Copy all lines that contain the word "Gains".

--- Start ---

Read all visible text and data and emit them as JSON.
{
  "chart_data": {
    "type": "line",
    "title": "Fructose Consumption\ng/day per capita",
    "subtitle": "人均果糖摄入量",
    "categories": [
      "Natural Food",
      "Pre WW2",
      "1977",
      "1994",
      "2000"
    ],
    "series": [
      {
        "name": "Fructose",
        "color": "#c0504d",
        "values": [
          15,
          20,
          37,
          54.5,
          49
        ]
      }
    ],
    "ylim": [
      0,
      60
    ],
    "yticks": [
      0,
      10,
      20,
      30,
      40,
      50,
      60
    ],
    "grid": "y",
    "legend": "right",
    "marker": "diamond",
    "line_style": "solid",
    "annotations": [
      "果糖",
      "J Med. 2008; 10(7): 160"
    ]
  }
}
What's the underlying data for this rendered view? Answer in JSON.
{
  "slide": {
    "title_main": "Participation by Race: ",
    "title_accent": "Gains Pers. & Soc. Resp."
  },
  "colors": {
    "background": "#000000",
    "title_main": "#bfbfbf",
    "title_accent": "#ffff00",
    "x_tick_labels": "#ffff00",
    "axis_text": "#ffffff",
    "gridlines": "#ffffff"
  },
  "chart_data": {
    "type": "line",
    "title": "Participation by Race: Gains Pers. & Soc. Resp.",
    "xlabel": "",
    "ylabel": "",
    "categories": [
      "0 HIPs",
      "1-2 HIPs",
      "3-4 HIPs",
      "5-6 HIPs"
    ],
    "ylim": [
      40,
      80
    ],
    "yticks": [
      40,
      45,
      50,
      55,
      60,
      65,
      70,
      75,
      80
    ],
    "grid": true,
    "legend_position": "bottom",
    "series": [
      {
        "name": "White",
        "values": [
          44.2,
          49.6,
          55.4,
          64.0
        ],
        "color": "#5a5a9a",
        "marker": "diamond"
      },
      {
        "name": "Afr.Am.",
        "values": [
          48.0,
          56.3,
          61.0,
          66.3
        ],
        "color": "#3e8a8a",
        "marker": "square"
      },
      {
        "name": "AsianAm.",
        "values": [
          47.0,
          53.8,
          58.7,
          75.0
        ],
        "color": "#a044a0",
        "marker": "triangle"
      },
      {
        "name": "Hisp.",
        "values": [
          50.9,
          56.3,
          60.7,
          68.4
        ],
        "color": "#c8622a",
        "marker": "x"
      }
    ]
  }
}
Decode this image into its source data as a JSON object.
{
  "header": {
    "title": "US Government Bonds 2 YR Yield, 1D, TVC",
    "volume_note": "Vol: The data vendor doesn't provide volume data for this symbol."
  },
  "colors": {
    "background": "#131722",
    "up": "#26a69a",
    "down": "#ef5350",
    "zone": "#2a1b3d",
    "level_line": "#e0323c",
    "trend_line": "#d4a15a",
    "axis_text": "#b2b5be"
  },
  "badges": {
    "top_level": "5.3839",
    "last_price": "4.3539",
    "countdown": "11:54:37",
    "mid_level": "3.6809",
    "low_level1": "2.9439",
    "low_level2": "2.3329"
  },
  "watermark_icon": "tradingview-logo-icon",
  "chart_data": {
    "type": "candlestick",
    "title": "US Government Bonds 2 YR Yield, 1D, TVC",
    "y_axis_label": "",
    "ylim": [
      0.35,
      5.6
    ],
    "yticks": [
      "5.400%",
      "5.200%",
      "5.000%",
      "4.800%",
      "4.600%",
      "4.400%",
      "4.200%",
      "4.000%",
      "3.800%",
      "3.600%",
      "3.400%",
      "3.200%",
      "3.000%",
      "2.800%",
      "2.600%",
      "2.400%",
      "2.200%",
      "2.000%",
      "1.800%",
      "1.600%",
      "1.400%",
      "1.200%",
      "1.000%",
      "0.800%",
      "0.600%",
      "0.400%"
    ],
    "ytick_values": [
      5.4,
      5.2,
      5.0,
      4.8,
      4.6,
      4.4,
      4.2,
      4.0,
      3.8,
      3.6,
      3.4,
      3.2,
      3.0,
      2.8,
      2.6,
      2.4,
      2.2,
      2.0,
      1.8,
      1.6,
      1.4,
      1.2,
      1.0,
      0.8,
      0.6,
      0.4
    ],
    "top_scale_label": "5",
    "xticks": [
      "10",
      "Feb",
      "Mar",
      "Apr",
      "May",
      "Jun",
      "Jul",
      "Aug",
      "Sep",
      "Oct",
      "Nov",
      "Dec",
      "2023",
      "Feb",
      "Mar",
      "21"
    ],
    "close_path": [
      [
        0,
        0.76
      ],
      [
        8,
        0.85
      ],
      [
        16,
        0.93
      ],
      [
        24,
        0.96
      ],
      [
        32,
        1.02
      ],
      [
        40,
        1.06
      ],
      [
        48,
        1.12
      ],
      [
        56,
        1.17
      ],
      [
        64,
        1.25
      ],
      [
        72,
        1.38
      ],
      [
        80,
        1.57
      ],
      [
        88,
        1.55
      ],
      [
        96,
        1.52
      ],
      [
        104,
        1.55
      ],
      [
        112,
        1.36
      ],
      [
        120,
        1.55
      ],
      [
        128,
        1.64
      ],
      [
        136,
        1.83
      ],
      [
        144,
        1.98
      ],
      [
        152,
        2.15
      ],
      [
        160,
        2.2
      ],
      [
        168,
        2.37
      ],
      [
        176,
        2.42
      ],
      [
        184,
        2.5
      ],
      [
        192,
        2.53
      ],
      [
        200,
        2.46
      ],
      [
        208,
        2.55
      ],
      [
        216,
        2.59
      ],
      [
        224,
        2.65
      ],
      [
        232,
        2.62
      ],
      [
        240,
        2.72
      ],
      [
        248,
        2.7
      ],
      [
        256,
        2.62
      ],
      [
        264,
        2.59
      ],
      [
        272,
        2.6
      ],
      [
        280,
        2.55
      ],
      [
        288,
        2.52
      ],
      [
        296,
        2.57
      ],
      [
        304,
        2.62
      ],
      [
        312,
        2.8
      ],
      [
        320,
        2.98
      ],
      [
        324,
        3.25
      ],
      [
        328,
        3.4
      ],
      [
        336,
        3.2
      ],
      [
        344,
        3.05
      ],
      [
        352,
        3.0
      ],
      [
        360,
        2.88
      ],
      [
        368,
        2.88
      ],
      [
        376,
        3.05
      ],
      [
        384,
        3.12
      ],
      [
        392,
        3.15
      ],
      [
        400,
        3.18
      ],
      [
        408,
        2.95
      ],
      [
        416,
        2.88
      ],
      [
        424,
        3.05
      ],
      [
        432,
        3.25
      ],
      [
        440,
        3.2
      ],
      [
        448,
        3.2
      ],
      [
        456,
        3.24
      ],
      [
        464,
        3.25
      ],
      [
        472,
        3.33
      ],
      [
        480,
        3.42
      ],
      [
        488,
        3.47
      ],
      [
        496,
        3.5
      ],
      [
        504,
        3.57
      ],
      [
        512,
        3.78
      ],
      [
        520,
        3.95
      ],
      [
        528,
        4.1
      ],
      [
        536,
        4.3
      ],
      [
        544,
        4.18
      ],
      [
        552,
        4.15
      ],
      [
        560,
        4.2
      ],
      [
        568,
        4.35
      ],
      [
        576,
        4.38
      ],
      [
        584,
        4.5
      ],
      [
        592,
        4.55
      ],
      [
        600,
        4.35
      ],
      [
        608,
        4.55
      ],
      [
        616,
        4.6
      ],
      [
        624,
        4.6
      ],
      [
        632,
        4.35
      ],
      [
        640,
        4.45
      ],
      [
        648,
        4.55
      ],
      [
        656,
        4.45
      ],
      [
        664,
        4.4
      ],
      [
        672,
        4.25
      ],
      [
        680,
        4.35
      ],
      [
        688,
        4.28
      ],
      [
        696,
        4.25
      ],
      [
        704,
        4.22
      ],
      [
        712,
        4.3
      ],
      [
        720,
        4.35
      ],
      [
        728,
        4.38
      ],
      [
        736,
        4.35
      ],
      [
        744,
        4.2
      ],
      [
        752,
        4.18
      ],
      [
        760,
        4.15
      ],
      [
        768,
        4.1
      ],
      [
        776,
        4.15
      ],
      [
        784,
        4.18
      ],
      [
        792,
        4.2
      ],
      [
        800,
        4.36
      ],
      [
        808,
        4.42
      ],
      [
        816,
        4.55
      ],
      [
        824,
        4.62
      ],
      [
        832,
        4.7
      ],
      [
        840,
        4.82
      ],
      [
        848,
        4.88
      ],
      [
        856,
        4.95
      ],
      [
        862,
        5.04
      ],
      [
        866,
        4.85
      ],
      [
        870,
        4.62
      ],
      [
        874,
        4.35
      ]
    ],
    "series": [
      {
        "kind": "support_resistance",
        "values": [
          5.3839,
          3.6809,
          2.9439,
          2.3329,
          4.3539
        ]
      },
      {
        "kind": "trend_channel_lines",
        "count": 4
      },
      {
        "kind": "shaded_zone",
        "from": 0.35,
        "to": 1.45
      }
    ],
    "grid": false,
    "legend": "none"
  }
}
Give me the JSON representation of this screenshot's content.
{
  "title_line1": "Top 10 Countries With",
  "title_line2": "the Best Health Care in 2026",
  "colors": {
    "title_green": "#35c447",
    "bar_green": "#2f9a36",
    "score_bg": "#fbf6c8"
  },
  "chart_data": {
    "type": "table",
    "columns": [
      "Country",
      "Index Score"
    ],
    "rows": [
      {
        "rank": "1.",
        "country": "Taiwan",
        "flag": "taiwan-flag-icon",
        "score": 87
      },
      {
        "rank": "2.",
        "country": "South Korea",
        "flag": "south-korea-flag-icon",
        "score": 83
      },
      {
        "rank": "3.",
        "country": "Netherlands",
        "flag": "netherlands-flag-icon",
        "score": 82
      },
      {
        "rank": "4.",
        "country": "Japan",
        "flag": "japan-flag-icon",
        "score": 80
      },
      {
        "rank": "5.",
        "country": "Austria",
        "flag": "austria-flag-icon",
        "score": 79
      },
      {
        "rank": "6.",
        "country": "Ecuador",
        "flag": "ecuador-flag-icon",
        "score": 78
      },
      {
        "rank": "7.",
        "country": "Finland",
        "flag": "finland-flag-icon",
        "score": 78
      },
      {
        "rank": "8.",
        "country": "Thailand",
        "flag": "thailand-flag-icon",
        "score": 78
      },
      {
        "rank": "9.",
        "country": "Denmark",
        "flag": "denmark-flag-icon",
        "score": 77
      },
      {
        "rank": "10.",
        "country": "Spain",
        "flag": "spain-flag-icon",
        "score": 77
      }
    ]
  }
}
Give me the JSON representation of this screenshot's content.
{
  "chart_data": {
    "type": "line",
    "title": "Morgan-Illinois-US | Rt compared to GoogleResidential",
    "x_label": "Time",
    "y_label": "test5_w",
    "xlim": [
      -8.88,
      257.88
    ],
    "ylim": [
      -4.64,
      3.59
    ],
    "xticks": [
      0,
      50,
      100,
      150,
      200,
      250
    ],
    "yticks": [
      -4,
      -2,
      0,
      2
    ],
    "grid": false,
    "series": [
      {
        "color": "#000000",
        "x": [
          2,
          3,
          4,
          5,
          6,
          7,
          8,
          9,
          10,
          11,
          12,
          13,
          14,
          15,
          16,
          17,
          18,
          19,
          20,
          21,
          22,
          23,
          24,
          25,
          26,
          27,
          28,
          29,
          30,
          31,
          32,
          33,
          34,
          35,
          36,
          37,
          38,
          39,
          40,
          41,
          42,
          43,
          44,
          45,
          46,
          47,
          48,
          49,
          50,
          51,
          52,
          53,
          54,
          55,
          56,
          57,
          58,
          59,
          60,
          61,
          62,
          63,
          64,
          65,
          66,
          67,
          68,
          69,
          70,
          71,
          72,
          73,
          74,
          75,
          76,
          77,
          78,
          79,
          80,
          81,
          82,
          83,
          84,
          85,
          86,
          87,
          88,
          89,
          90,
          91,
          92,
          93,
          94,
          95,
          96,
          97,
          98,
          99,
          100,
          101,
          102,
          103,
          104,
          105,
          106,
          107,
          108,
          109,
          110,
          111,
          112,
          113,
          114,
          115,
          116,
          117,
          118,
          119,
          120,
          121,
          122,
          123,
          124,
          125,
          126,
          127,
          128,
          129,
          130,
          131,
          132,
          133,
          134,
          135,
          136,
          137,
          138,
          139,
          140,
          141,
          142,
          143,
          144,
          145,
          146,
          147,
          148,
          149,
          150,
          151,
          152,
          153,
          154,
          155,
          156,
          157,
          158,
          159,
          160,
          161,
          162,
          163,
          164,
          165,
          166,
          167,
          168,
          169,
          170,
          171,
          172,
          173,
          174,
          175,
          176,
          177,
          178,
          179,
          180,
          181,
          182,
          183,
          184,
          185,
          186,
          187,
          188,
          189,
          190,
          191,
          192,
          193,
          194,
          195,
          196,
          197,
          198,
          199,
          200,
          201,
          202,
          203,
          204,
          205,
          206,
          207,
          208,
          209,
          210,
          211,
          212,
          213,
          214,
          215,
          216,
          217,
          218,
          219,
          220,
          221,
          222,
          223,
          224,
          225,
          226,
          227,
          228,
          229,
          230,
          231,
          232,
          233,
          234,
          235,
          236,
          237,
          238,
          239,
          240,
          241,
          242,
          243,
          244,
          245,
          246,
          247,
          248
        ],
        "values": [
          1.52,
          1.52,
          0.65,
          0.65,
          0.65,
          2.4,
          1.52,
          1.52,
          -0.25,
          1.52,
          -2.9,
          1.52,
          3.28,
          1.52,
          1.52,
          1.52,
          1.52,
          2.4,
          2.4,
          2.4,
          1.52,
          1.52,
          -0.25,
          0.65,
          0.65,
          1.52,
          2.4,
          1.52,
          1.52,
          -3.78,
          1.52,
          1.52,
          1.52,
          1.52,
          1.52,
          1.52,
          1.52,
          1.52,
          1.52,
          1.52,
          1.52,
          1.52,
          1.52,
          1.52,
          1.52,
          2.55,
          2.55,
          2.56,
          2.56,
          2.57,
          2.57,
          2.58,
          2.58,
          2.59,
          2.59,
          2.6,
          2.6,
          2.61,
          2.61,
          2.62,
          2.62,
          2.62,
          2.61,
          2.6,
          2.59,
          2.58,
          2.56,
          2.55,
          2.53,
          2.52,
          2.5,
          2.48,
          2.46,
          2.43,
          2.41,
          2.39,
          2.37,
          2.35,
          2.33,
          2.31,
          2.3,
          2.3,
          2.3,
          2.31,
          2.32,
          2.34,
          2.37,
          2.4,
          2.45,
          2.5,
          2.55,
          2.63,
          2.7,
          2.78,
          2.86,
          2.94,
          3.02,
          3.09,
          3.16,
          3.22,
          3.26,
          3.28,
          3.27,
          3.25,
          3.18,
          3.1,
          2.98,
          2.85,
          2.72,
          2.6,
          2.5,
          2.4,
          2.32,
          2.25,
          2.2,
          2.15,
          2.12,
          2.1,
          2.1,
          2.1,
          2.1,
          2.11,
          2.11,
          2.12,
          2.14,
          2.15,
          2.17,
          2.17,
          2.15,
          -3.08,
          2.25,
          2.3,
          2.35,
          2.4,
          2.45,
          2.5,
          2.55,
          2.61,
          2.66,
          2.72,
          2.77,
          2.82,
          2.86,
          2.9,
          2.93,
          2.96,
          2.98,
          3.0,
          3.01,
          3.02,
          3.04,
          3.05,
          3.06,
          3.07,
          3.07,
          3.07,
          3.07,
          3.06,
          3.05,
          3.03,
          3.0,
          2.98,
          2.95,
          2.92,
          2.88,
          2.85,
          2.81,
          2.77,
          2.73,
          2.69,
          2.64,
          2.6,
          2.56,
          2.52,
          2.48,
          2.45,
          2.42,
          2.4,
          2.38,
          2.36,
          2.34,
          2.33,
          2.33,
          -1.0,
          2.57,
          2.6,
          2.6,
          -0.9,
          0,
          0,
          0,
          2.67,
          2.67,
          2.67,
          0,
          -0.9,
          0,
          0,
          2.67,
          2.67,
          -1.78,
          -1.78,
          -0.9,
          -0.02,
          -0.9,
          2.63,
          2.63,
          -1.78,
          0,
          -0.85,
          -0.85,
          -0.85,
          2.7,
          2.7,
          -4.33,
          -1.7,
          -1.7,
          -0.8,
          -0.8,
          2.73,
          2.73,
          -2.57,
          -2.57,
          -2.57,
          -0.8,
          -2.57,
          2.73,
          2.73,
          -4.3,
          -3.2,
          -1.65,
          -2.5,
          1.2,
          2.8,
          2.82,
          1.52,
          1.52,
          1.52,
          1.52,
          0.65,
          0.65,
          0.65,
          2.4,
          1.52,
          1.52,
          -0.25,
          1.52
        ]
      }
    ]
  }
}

--- End ---

Result of this exercise.
    "title_accent": "Gains Pers. & Soc. Resp."
    "title": "Participation by Race: Gains Pers. & Soc. Resp.",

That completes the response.